- **COMPITO BREVE**:
Trasforma le righe di tutte le voci seguenti in un elenco JSON di stringhe, con una stringa per ogni riga e senza le righe vuote.

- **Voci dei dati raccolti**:
--------------------------------

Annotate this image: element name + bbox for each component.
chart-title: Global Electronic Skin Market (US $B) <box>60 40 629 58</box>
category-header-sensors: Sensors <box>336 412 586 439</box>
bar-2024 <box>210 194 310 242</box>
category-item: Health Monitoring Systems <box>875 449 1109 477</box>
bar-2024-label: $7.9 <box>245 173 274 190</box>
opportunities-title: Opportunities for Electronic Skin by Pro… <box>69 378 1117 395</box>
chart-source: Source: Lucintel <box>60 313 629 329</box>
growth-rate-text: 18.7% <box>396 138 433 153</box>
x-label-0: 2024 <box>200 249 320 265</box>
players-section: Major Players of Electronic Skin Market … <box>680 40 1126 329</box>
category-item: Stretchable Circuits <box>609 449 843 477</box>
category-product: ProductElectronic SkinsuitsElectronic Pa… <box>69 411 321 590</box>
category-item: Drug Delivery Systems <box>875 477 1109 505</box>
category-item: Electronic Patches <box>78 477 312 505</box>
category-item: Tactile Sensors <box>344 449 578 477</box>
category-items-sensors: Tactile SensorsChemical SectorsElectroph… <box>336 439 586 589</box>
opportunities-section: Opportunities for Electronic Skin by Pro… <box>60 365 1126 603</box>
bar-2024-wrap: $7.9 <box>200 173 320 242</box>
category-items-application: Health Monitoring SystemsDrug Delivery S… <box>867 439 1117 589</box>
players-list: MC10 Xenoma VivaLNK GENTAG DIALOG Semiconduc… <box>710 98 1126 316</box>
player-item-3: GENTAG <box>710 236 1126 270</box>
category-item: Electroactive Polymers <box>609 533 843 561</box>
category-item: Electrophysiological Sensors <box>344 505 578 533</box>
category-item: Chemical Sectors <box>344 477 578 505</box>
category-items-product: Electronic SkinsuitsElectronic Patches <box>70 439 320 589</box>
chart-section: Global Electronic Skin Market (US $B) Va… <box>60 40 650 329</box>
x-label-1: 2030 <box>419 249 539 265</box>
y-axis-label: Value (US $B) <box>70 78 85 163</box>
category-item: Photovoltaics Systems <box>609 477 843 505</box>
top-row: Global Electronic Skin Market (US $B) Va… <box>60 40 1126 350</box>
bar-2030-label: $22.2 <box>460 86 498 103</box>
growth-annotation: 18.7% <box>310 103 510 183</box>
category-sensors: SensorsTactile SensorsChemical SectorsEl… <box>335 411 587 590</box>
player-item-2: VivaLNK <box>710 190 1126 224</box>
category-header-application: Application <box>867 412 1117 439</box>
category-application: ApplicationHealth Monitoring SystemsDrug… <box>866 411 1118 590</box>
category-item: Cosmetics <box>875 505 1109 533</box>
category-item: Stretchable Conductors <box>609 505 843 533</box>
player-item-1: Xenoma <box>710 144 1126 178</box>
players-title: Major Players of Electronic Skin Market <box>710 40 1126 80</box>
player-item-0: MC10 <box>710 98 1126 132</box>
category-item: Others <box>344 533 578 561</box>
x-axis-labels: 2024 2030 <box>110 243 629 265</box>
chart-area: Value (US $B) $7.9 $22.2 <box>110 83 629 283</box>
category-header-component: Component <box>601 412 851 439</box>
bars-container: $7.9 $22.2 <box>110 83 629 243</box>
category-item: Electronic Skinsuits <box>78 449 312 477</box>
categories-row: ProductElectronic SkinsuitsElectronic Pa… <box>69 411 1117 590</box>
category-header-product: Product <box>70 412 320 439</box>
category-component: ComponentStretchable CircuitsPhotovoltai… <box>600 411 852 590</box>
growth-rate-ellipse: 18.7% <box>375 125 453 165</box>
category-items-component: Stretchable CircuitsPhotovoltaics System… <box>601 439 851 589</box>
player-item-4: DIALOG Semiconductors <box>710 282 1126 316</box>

--------------------------------

- **RISULTATO ESERCIZIO**:
[
  "Annotate this image: element name + bbox for each component.",
  "chart-title: Global Electronic Skin Market (US $B) <box>60 40 629 58</box>",
  "category-header-sensors: Sensors <box>336 412 586 439</box>",
  "bar-2024 <box>210 194 310 242</box>",
  "category-item: Health Monitoring Systems <box>875 449 1109 477</box>",
  "bar-2024-label: $7.9 <box>245 173 274 190</box>",
  "opportunities-title: Opportunities for Electronic Skin by Pro… <box>69 378 1117 395</box>",
  "chart-source: Source: Lucintel <box>60 313 629 329</box>",
  "growth-rate-text: 18.7% <box>396 138 433 153</box>",
  "x-label-0: 2024 <box>200 249 320 265</box>",
  "players-section: Major Players of Electronic Skin Market … <box>680 40 1126 329</box>",
  "category-item: Stretchable Circuits <box>609 449 843 477</box>",
  "category-product: ProductElectronic SkinsuitsElectronic Pa… <box>69 411 321 590</box>",
  "category-item: Drug Delivery Systems <box>875 477 1109 505</box>",
  "category-item: Electronic Patches <box>78 477 312 505</box>",
  "category-item: Tactile Sensors <box>344 449 578 477</box>",
  "category-items-sensors: Tactile SensorsChemical SectorsElectroph… <box>336 439 586 589</box>",
  "opportunities-section: Opportunities for Electronic Skin by Pro… <box>60 365 1126 603</box>",
  "bar-2024-wrap: $7.9 <box>200 173 320 242</box>",
  "category-items-application: Health Monitoring SystemsDrug Delivery S… <box>867 439 1117 589</box>",
  "players-list: MC10 Xenoma VivaLNK GENTAG DIALOG Semiconduc… <box>710 98 1126 316</box>",
  "player-item-3: GENTAG <box>710 236 1126 270</box>",
  "category-item: Electroactive Polymers <box>609 533 843 561</box>",
  "category-item: Electrophysiological Sensors <box>344 505 578 533</box>",
  "category-item: Chemical Sectors <box>344 477 578 505</box>",
  "category-items-product: Electronic SkinsuitsElectronic Patches <box>70 439 320 589</box>",
  "chart-section: Global Electronic Skin Market (US $B) Va… <box>60 40 650 329</box>",
  "x-label-1: 2030 <box>419 249 539 265</box>",
  "y-axis-label: Value (US $B) <box>70 78 85 163</box>",
  "category-item: Photovoltaics Systems <box>609 477 843 505</box>",
  "top-row: Global Electronic Skin Market (US $B) Va… <box>60 40 1126 350</box>",
  "bar-2030-label: $22.2 <box>460 86 498 103</box>",
  "growth-annotation: 18.7% <box>310 103 510 183</box>",
  "category-sensors: SensorsTactile SensorsChemical SectorsEl… <box>335 411 587 590</box>",
  "player-item-2: VivaLNK <box>710 190 1126 224</box>",
  "category-header-application: Application <box>867 412 1117 439</box>",
  "category-application: ApplicationHealth Monitoring SystemsDrug… <box>866 411 1118 590</box>",
  "category-item: Cosmetics <box>875 505 1109 533</box>",
  "category-item: Stretchable Conductors <box>609 505 843 533</box>",
  "player-item-1: Xenoma <box>710 144 1126 178</box>",
  "players-title: Major Players of Electronic Skin Market <box>710 40 1126 80</box>",
  "player-item-0: MC10 <box>710 98 1126 132</box>",
  "category-item: Others <box>344 533 578 561</box>",
  "x-axis-labels: 2024 2030 <box>110 243 629 265</box>",
  "chart-area: Value (US $B) $7.9 $22.2 <box>110 83 629 283</box>",
  "category-header-component: Component <box>601 412 851 439</box>",
  "bars-container: $7.9 $22.2 <box>110 83 629 243</box>",
  "category-item: Electronic Skinsuits <box>78 449 312 477</box>",
  "categories-row: ProductElectronic SkinsuitsElectronic Pa… <box>69 411 1117 590</box>",
  "category-header-product: Product <box>70 412 320 439</box>",
  "category-component: ComponentStretchable CircuitsPhotovoltai… <box>600 411 852 590</box>",
  "growth-rate-ellipse: 18.7% <box>375 125 453 165</box>",
  "category-items-component: Stretchable CircuitsPhotovoltaics System… <box>601 439 851 589</box>",
  "player-item-4: DIALOG Semiconductors <box>710 282 1126 316</box>"
]